_Requirements_
Go through the data below and gather each line containing "Billion".

_The data_
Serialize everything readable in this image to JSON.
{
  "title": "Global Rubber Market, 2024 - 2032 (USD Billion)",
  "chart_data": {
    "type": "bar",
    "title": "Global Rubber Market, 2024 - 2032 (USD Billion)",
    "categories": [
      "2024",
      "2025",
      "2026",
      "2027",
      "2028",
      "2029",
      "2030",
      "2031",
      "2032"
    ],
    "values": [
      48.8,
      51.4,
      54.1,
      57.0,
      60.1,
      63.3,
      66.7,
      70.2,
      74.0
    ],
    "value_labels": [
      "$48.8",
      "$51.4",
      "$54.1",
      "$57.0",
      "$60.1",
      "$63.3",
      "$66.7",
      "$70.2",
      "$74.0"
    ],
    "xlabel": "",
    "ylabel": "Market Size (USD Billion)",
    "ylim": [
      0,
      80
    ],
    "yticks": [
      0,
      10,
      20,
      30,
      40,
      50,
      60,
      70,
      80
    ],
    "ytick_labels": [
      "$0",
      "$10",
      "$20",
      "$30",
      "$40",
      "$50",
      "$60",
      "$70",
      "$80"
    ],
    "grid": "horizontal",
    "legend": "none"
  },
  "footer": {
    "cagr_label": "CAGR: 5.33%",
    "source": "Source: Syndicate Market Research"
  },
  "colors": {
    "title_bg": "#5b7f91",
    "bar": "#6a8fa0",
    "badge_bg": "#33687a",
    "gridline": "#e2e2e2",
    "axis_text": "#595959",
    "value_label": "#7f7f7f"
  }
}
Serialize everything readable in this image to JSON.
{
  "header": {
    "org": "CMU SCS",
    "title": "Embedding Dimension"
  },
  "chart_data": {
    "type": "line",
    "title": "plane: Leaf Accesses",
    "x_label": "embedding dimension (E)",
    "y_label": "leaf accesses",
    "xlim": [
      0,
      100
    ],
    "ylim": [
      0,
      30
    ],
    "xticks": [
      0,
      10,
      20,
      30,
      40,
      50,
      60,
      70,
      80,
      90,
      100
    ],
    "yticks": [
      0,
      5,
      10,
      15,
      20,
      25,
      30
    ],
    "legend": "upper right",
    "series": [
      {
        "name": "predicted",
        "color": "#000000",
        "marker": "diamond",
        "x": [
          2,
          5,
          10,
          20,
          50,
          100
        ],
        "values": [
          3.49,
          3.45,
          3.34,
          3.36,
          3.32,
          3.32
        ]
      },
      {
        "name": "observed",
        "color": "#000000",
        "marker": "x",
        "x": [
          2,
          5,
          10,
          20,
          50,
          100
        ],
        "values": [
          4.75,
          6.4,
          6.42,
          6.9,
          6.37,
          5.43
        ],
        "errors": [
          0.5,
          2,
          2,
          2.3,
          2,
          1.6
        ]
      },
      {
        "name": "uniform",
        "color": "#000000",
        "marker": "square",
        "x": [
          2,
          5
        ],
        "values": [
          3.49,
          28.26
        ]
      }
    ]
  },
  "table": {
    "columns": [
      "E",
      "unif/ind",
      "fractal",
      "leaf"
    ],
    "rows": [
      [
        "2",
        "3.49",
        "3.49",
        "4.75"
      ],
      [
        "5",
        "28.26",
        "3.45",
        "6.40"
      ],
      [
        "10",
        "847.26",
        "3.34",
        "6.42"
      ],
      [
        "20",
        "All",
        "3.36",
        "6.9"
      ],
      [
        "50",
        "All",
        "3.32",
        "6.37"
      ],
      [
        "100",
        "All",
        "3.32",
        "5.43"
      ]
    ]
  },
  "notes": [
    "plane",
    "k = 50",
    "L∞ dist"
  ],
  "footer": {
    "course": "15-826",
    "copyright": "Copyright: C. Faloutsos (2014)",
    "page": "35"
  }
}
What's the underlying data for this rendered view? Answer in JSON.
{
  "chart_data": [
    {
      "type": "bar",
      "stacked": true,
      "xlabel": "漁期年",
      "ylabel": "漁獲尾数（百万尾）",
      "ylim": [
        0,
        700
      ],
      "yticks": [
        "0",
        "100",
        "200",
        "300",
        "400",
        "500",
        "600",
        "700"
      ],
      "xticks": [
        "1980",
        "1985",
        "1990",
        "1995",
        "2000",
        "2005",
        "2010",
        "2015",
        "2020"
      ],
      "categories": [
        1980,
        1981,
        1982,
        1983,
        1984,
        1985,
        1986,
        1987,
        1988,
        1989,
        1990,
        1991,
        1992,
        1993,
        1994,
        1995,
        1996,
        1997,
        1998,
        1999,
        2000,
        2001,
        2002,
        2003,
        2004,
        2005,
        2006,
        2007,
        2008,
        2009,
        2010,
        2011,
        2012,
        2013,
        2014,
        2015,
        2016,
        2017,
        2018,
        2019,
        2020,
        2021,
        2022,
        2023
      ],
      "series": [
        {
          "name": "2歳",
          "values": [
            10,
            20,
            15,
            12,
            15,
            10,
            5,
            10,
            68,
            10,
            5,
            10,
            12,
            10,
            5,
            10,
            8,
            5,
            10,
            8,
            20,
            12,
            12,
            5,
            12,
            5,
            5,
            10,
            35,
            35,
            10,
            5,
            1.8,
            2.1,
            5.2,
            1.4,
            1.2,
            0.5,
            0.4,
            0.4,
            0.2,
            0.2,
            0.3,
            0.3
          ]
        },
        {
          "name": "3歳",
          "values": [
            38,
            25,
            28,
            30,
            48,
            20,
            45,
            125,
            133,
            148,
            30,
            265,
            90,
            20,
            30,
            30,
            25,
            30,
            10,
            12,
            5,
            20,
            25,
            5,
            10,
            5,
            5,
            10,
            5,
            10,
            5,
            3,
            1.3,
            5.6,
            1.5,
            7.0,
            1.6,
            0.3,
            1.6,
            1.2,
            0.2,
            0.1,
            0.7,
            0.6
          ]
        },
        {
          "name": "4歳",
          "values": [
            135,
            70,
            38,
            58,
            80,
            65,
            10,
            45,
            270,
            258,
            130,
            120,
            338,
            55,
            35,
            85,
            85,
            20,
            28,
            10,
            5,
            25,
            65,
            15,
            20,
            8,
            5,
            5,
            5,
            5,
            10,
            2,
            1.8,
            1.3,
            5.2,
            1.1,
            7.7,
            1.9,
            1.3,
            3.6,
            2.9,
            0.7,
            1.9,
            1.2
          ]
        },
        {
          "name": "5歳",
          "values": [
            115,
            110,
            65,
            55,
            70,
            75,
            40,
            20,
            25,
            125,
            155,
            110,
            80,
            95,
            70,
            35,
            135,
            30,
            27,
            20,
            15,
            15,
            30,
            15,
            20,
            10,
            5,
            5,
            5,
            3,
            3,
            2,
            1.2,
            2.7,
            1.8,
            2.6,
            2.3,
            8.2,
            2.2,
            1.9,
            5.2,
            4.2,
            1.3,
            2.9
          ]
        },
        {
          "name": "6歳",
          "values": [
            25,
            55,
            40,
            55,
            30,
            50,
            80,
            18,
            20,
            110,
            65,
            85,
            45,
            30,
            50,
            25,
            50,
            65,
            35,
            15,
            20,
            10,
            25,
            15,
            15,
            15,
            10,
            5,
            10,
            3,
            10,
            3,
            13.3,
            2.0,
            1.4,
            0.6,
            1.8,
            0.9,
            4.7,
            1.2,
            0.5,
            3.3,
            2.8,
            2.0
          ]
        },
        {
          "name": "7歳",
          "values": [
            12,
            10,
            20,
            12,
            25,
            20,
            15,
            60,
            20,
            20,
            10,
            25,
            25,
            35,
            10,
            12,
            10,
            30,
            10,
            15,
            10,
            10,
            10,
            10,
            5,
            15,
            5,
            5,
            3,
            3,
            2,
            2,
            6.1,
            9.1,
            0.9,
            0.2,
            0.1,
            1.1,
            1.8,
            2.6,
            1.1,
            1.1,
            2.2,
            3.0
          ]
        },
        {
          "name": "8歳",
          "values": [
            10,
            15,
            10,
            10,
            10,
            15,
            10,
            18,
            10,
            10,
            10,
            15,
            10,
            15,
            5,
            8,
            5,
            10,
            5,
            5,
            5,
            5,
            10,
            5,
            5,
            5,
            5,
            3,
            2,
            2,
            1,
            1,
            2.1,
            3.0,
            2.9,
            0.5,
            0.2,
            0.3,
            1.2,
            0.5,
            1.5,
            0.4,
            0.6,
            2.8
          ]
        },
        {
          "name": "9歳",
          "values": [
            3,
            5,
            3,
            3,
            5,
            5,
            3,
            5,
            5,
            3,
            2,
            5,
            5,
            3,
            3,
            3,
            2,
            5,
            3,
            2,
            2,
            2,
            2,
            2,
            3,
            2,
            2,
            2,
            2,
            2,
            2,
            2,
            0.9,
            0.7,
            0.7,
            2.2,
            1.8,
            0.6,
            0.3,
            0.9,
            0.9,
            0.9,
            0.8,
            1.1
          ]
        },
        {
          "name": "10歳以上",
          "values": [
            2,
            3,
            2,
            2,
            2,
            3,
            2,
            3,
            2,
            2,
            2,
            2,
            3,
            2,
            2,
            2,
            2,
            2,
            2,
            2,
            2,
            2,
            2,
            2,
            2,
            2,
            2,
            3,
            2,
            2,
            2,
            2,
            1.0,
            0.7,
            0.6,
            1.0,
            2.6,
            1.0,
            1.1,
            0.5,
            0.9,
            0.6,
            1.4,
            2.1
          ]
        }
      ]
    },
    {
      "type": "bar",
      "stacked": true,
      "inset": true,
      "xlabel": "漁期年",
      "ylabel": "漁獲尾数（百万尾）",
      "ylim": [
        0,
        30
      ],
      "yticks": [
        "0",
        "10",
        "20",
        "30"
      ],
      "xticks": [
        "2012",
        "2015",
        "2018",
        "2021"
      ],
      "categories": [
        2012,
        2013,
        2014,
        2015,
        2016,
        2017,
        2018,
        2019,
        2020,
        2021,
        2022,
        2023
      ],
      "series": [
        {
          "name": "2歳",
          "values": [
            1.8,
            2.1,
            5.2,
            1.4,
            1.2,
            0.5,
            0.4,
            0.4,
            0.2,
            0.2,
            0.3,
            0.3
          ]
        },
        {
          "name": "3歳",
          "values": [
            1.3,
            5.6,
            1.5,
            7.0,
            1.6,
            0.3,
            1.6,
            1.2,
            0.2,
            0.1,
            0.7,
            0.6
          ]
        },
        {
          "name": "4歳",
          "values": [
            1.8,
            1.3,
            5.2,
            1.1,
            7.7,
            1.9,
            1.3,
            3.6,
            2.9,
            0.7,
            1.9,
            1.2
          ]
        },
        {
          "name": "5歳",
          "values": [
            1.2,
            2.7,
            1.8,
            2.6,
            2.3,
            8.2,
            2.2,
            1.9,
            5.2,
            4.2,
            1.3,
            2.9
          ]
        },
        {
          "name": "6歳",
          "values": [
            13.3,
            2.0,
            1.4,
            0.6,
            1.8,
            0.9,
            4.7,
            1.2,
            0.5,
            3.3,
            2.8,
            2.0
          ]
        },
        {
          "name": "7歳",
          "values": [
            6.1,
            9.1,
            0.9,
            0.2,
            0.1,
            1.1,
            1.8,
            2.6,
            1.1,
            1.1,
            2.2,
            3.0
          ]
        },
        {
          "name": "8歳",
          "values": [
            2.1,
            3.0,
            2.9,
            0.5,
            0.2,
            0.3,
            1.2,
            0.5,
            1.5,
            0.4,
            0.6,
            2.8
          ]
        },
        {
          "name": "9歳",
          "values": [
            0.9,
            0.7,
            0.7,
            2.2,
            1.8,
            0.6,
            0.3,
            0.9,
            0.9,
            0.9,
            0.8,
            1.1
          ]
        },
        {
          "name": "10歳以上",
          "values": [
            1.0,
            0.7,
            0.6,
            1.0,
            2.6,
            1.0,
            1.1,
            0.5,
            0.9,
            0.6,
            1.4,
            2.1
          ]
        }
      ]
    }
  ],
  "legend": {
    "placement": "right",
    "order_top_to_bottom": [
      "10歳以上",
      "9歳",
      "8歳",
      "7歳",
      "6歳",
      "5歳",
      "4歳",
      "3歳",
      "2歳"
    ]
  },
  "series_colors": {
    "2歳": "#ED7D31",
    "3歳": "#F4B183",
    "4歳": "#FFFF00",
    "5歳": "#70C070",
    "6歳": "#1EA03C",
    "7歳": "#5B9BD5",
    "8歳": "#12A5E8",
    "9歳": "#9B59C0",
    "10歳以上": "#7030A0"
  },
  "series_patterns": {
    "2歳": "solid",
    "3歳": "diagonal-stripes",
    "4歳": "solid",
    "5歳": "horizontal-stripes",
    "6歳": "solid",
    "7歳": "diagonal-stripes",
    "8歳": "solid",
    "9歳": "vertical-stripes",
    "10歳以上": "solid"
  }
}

_The output_
  "title": "Global Rubber Market, 2024 - 2032 (USD Billion)",
    "title": "Global Rubber Market, 2024 - 2032 (USD Billion)",
    "ylabel": "Market Size (USD Billion)",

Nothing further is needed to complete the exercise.